● TASK STATEMENT
Print the listing below in its entirety, character for character.

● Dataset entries

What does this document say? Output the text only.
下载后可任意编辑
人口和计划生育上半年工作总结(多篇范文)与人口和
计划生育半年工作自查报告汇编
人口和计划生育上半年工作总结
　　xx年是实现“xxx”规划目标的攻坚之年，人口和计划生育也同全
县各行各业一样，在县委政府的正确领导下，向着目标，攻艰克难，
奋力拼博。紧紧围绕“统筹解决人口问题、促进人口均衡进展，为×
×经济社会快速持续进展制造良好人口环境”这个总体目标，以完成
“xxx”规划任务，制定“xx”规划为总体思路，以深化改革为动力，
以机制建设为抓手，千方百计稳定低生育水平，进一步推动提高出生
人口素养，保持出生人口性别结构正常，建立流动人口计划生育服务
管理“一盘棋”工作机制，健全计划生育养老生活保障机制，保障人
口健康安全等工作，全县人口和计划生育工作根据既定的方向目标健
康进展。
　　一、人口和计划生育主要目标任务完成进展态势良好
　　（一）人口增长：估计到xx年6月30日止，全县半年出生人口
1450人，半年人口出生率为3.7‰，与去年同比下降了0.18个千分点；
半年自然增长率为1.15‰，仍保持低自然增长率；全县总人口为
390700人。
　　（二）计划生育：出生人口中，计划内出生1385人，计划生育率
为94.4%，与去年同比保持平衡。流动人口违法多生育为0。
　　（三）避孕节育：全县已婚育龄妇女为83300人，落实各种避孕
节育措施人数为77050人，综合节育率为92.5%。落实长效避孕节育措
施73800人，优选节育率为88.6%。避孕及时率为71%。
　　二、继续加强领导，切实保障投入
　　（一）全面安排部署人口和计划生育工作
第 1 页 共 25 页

● RESPONSE TO THE TASK
What does this document say? Output the text only.
下载后可任意编辑
人口和计划生育上半年工作总结(多篇范文)与人口和
计划生育半年工作自查报告汇编
人口和计划生育上半年工作总结
　　xx年是实现“xxx”规划目标的攻坚之年，人口和计划生育也同全
县各行各业一样，在县委政府的正确领导下，向着目标，攻艰克难，
奋力拼博。紧紧围绕“统筹解决人口问题、促进人口均衡进展，为×
×经济社会快速持续进展制造良好人口环境”这个总体目标，以完成
“xxx”规划任务，制定“xx”规划为总体思路，以深化改革为动力，
以机制建设为抓手，千方百计稳定低生育水平，进一步推动提高出生
人口素养，保持出生人口性别结构正常，建立流动人口计划生育服务
管理“一盘棋”工作机制，健全计划生育养老生活保障机制，保障人
口健康安全等工作，全县人口和计划生育工作根据既定的方向目标健
康进展。
　　一、人口和计划生育主要目标任务完成进展态势良好
　　（一）人口增长：估计到xx年6月30日止，全县半年出生人口
1450人，半年人口出生率为3.7‰，与去年同比下降了0.18个千分点；
半年自然增长率为1.15‰，仍保持低自然增长率；全县总人口为
390700人。
　　（二）计划生育：出生人口中，计划内出生1385人，计划生育率
为94.4%，与去年同比保持平衡。流动人口违法多生育为0。
　　（三）避孕节育：全县已婚育龄妇女为83300人，落实各种避孕
节育措施人数为77050人，综合节育率为92.5%。落实长效避孕节育措
施73800人，优选节育率为88.6%。避孕及时率为71%。
　　二、继续加强领导，切实保障投入
　　（一）全面安排部署人口和计划生育工作
第 1 页 共 25 页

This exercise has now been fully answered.